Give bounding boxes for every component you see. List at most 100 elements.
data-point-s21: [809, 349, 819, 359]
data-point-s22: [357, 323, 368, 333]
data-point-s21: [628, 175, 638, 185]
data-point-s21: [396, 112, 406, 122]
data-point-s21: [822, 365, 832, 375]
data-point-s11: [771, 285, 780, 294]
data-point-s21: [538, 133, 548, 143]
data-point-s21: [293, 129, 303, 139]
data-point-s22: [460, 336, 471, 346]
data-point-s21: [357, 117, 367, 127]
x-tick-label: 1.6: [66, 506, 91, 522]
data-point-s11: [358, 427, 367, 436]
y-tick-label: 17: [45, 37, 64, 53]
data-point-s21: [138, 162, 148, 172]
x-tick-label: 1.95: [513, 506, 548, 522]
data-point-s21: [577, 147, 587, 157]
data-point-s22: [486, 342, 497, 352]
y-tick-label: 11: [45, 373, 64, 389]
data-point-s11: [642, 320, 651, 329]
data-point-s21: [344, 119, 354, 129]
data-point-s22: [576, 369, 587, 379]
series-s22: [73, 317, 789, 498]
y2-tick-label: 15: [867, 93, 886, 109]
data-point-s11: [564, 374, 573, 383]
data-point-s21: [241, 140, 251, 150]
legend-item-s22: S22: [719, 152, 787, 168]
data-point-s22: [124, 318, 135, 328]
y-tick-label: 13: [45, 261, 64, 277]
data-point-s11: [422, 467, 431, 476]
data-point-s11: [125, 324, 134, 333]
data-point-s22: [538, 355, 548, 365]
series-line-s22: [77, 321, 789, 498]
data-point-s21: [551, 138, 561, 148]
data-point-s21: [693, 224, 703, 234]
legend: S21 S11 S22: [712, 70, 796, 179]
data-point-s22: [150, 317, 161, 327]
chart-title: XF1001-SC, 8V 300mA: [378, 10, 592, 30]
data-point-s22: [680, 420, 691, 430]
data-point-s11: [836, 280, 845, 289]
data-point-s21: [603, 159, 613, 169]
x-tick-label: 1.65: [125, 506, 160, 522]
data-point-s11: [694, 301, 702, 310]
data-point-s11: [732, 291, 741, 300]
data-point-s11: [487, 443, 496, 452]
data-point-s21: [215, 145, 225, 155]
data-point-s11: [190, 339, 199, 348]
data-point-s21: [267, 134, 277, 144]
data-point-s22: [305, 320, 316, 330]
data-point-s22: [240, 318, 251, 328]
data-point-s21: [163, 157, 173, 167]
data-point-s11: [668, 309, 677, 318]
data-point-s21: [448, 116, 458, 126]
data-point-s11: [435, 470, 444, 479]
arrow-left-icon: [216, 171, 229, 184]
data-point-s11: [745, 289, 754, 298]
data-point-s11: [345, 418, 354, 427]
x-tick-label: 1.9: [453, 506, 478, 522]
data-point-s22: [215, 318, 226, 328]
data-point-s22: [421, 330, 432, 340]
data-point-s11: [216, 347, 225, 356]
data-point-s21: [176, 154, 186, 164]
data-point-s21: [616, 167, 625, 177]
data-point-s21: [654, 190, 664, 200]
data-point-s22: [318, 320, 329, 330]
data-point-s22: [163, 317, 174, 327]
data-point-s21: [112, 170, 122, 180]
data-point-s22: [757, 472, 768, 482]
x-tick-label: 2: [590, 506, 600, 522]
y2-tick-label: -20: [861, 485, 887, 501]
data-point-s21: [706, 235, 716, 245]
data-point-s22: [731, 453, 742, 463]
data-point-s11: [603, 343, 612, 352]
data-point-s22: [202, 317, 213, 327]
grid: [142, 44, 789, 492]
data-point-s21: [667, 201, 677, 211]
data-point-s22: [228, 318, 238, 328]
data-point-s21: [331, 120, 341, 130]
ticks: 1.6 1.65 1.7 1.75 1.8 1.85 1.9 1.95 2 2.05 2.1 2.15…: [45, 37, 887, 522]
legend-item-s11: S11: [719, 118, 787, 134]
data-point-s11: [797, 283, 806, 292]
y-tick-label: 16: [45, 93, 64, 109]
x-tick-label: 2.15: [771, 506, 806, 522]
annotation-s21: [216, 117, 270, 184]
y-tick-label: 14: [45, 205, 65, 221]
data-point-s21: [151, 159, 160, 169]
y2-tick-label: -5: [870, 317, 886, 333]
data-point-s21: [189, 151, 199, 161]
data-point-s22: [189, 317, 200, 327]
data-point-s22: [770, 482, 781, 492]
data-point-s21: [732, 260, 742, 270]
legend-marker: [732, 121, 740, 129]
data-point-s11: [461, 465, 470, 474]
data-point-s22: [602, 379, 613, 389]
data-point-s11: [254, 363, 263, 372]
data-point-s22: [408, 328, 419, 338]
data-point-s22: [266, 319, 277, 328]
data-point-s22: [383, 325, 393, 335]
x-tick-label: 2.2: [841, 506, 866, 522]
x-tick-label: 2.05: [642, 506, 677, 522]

▶ **What to produce**
Reproduce every line of the listing above, replacing each occurrence of "x-tick-label" with "x-axis-label" and leaving everything else unchanged.

▶ **Reply**
Give bounding boxes for every component you see. List at most 100 elements.
data-point-s21: [809, 349, 819, 359]
data-point-s22: [357, 323, 368, 333]
data-point-s21: [628, 175, 638, 185]
data-point-s21: [396, 112, 406, 122]
data-point-s21: [822, 365, 832, 375]
data-point-s11: [771, 285, 780, 294]
data-point-s21: [538, 133, 548, 143]
data-point-s21: [293, 129, 303, 139]
data-point-s22: [460, 336, 471, 346]
data-point-s21: [357, 117, 367, 127]
x-axis-label: 1.6: [66, 506, 91, 522]
data-point-s11: [358, 427, 367, 436]
y-tick-label: 17: [45, 37, 64, 53]
data-point-s21: [138, 162, 148, 172]
x-axis-label: 1.95: [513, 506, 548, 522]
data-point-s21: [577, 147, 587, 157]
data-point-s22: [486, 342, 497, 352]
y-tick-label: 11: [45, 373, 64, 389]
data-point-s11: [642, 320, 651, 329]
data-point-s21: [344, 119, 354, 129]
data-point-s22: [576, 369, 587, 379]
series-s22: [73, 317, 789, 498]
y2-tick-label: 15: [867, 93, 886, 109]
data-point-s11: [564, 374, 573, 383]
data-point-s21: [241, 140, 251, 150]
legend-item-s22: S22: [719, 152, 787, 168]
data-point-s22: [124, 318, 135, 328]
y-tick-label: 13: [45, 261, 64, 277]
data-point-s11: [422, 467, 431, 476]
data-point-s11: [125, 324, 134, 333]
data-point-s22: [538, 355, 548, 365]
series-line-s22: [77, 321, 789, 498]
data-point-s21: [551, 138, 561, 148]
data-point-s21: [693, 224, 703, 234]
legend: S21 S11 S22: [712, 70, 796, 179]
data-point-s22: [150, 317, 161, 327]
chart-title: XF1001-SC, 8V 300mA: [378, 10, 592, 30]
data-point-s22: [680, 420, 691, 430]
data-point-s11: [836, 280, 845, 289]
data-point-s21: [603, 159, 613, 169]
x-axis-label: 1.65: [125, 506, 160, 522]
data-point-s11: [694, 301, 702, 310]
data-point-s11: [732, 291, 741, 300]
data-point-s11: [487, 443, 496, 452]
data-point-s21: [215, 145, 225, 155]
data-point-s11: [190, 339, 199, 348]
data-point-s21: [267, 134, 277, 144]
data-point-s22: [305, 320, 316, 330]
data-point-s22: [240, 318, 251, 328]
data-point-s21: [163, 157, 173, 167]
data-point-s11: [668, 309, 677, 318]
data-point-s21: [448, 116, 458, 126]
data-point-s11: [435, 470, 444, 479]
arrow-left-icon: [216, 171, 229, 184]
data-point-s11: [745, 289, 754, 298]
data-point-s11: [345, 418, 354, 427]
x-axis-label: 1.9: [453, 506, 478, 522]
data-point-s22: [215, 318, 226, 328]
data-point-s22: [421, 330, 432, 340]
data-point-s11: [216, 347, 225, 356]
data-point-s21: [176, 154, 186, 164]
data-point-s21: [616, 167, 625, 177]
data-point-s21: [654, 190, 664, 200]
data-point-s22: [318, 320, 329, 330]
data-point-s22: [163, 317, 174, 327]
data-point-s21: [112, 170, 122, 180]
data-point-s22: [757, 472, 768, 482]
x-axis-label: 2: [590, 506, 600, 522]
y2-tick-label: -20: [861, 485, 887, 501]
data-point-s21: [706, 235, 716, 245]
data-point-s22: [731, 453, 742, 463]
data-point-s11: [603, 343, 612, 352]
data-point-s22: [202, 317, 213, 327]
grid: [142, 44, 789, 492]
data-point-s21: [667, 201, 677, 211]
data-point-s22: [228, 318, 238, 328]
data-point-s21: [331, 120, 341, 130]
ticks: 1.6 1.65 1.7 1.75 1.8 1.85 1.9 1.95 2 2.05 2.1 2.15…: [45, 37, 887, 522]
legend-item-s11: S11: [719, 118, 787, 134]
data-point-s11: [797, 283, 806, 292]
y-tick-label: 16: [45, 93, 64, 109]
x-axis-label: 2.15: [771, 506, 806, 522]
annotation-s21: [216, 117, 270, 184]
y-tick-label: 14: [45, 205, 65, 221]
data-point-s21: [151, 159, 160, 169]
y2-tick-label: -5: [870, 317, 886, 333]
data-point-s21: [189, 151, 199, 161]
data-point-s22: [189, 317, 200, 327]
data-point-s22: [770, 482, 781, 492]
data-point-s21: [732, 260, 742, 270]
legend-marker: [732, 121, 740, 129]
data-point-s11: [461, 465, 470, 474]
data-point-s22: [602, 379, 613, 389]
data-point-s11: [254, 363, 263, 372]
data-point-s22: [408, 328, 419, 338]
data-point-s22: [266, 319, 277, 328]
data-point-s22: [383, 325, 393, 335]
x-axis-label: 2.2: [841, 506, 866, 522]
x-axis-label: 2.05: [642, 506, 677, 522]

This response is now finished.